§ Text to read:
In recent years SDSC supercomputers have enabled the “long tail of science” and “computing without boundaries” for about 100,000 users for research and education. “We strongly contribute toward democratization of access to large-scale computing, including the commercial cloud, by researchers and educators nationally,” said Shava Smallen who leads the Cloud Software Development Group.

According to Majumdar, DESC has about 30 staff members and about two-thirds of them have master’s degrees or doctoral degrees in computational/computer science, domain science areas of biochemistry, bioinformatics, data science, physics and many engineering disciplines. DESC researchers have published their research results in prestigious journals such as Nature and Science and often present at reputed national and international conferences, including winning best papers and being co-recipients of awards such as the Gordon Bell Prize.

§ Data lines:
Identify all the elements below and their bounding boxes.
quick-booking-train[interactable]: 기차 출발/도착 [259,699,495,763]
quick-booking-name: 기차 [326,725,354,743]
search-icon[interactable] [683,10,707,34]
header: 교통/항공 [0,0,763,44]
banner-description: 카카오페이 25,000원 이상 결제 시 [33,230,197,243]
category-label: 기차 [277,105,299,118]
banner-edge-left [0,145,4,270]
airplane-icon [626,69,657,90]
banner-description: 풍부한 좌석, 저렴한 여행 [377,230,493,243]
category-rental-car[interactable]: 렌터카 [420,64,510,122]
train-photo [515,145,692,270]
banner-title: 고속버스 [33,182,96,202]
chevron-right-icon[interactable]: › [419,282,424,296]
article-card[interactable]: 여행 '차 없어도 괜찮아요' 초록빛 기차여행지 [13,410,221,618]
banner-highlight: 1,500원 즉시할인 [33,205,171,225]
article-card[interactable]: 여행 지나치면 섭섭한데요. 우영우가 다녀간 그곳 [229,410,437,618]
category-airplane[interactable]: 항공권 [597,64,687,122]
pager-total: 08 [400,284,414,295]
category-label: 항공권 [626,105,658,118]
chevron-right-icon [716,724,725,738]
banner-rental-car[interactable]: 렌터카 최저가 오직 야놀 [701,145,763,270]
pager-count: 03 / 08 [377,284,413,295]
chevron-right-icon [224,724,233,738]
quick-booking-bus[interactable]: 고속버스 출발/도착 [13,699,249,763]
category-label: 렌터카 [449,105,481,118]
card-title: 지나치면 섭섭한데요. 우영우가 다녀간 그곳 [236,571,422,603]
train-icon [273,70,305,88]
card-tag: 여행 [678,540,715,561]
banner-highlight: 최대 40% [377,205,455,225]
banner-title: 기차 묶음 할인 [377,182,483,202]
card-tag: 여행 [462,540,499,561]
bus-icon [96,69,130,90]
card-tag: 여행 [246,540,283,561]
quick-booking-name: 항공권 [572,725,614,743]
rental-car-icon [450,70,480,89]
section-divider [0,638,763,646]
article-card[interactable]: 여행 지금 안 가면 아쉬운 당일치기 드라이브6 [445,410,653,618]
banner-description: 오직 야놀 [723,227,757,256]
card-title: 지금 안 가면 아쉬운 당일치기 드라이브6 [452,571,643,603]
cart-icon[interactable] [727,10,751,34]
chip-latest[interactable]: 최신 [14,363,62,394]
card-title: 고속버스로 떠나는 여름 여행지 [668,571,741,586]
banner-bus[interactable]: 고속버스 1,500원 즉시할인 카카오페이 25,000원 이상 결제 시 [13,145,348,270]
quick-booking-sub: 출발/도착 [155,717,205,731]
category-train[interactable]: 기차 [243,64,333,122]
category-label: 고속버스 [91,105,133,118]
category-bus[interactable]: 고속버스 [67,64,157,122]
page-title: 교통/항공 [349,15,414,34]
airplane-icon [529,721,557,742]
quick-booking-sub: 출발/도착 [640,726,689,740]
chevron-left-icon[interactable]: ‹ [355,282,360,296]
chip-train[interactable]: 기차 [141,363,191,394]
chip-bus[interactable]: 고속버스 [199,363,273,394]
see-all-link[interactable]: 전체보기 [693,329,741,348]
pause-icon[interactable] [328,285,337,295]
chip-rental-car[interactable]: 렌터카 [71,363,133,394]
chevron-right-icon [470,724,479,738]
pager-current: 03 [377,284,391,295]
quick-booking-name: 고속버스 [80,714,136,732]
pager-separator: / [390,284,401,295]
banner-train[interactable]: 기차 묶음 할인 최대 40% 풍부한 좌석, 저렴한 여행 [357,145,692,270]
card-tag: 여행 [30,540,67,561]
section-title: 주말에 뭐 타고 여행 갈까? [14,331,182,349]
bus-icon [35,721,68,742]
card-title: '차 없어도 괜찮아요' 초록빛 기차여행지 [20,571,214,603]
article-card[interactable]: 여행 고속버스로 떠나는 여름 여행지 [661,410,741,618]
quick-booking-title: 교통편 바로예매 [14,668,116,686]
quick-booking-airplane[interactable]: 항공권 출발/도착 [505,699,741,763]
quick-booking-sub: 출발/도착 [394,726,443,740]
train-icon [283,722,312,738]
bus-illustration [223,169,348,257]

§ To be done:
1. According to the passage on SDSC computing, who leads the Cloud Software Development Group?
2. Rewrite the passage on SDSC computing, starting with "According to Majumdar, DESC" and going on through "Gordon Bell Prize.", and swap "prestigious" for "leading".
The listing was drawn from a separate source.

§ Task answers:
1. Shava Smallen

2.
According to Majumdar, DESC has about 30 staff members and about two-thirds of them have master’s degrees or doctoral degrees in computational/computer science, domain science areas of biochemistry, bioinformatics, data science, physics and many engineering disciplines. DESC researchers have published their research results in leading journals such as Nature and Science and often present at reputed national and international conferences, including winning best papers and being co-recipients of awards such as the Gordon Bell Prize.